>>>>
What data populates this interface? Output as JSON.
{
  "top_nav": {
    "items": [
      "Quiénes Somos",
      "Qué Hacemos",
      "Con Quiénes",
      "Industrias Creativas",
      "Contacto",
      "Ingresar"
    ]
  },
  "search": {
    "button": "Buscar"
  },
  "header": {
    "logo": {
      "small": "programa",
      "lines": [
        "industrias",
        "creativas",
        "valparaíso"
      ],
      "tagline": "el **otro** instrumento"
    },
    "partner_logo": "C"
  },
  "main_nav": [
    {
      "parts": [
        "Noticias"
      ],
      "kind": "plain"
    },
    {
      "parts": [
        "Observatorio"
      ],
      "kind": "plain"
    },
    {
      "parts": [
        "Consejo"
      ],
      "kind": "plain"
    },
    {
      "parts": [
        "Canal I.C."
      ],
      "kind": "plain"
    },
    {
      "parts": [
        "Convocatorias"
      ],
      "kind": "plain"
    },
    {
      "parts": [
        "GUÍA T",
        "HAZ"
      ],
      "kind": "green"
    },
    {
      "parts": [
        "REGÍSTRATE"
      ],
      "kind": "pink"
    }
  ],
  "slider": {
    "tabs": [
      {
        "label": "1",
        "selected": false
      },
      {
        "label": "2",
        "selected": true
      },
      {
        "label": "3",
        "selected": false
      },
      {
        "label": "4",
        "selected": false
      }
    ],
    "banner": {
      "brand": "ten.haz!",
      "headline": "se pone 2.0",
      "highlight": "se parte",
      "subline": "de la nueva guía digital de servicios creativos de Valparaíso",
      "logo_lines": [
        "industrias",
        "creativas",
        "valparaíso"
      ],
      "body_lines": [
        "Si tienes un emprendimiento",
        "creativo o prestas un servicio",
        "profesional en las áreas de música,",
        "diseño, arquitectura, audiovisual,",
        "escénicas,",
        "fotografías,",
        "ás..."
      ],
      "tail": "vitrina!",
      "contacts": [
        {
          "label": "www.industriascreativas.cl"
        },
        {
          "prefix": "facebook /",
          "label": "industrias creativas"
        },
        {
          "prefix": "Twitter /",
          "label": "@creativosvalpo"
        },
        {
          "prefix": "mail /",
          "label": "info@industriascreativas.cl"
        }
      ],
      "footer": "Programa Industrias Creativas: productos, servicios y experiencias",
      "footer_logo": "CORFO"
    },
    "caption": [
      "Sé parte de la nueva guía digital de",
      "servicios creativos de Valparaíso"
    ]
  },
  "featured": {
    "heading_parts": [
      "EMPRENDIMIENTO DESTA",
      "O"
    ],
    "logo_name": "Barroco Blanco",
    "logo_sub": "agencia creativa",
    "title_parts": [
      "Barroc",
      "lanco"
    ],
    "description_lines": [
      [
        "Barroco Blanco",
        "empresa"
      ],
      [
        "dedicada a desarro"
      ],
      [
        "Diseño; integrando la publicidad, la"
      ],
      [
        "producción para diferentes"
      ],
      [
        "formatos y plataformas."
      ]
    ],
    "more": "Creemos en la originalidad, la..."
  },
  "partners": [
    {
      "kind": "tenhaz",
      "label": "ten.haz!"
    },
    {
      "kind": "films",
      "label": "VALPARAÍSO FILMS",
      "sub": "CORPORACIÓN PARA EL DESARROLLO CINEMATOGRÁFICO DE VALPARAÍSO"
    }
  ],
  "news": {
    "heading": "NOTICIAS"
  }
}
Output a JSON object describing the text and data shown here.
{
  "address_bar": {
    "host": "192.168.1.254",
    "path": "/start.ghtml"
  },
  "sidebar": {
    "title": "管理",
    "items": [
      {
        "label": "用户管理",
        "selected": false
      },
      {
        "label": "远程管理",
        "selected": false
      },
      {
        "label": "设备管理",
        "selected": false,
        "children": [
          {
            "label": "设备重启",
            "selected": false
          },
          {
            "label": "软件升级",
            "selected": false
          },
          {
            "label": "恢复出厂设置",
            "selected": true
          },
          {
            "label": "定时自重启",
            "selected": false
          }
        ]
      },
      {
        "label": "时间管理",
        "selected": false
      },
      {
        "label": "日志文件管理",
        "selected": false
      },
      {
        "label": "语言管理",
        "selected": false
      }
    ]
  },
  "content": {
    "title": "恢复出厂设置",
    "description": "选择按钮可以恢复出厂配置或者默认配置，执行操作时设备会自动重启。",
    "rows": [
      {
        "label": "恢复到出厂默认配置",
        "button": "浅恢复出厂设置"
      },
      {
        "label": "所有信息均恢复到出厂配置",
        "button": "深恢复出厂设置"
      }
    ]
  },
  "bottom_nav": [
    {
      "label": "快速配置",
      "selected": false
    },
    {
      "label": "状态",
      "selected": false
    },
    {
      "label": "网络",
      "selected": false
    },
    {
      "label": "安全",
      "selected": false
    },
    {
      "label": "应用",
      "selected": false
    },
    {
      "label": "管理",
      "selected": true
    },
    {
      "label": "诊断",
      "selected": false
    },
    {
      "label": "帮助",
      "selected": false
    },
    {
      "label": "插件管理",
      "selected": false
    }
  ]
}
<<<<
GIVEN PROBLEM = The string "data" may appear in lines of the listing above; tally those lines and give the number only.

FULL SOLUTION = 2